Programming such as television programs or theatrical feature films is, in many cases, produced with variable loudness and wide dynamic range to convey emotion or a level of excitement in a given scene. For example, a movie may include a scene with the subtle chirping of a cricket and another scene with the blasting sound of a shooting cannon. Interstitial material such as commercial advertisements, on the other hand, is very often intended to convey a coherent message, and is, thus, often produced at a constant loudness, narrow dynamic range, or both. Other type of content, such as news gathering, documentaries, children programming, modern music, classical music, live talk-shows, etc., may have inconsistent loudness levels or unpredictable loudness ranges.

Conventionally, annoying disturbances occurred at the point of transition between the various programming, and often between the programming and the interstitial material. This is commonly known as the “loudness inconsistency problem” or the “loud commercial problem.” In some cases, even when switching between programming and interstitial material that had matched average loudness and dynamic range, the loudness of the programming may decrease for artistic reasons for a period of time, possibly enough time to cause users to increase the volume of the audio. When this quieter-than-average section of the program switched to interstitial material that matched the original average loudness of the programming, the interstitial material may be too loud due to the increase in volume by the user.

Required tasks
a) Reproduce the stretch from "Conventionally, annoying disturbances" through "by the user." in the passage on broadcast loudness.
b) Answer from the passage on broadcast loudness, one line per item:
(i) What quiet sound does the passage give as an example of a subtle movie scene?
(ii) Besides the "loudness inconsistency problem," what other name is the disturbance commonly known by?
(iii) For what reasons may the loudness of the programming decrease for a period of time?

Given data
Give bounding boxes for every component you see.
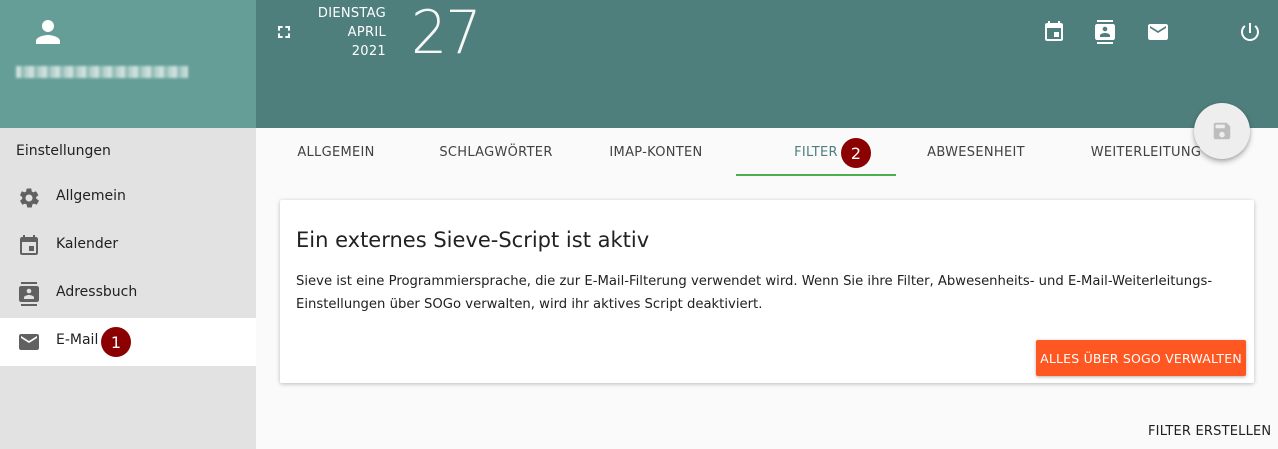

Per-task outputs
a)
Conventionally, annoying disturbances occurred at the point of transition between the various programming, and often between the programming and the interstitial material. This is commonly known as the “loudness inconsistency problem” or the “loud commercial problem.” In some cases, even when switching between programming and interstitial material that had matched average loudness and dynamic range, the loudness of the programming may decrease for artistic reasons for a period of time, possibly enough time to cause users to increase the volume of the audio. When this quieter-than-average section of the program switched to interstitial material that matched the original average loudness of the programming, the interstitial material may be too loud due to the increase in volume by the user.

b)
(i) The subtle chirping of a cricket.
(ii) The "loud commercial problem."
(iii) Artistic reasons.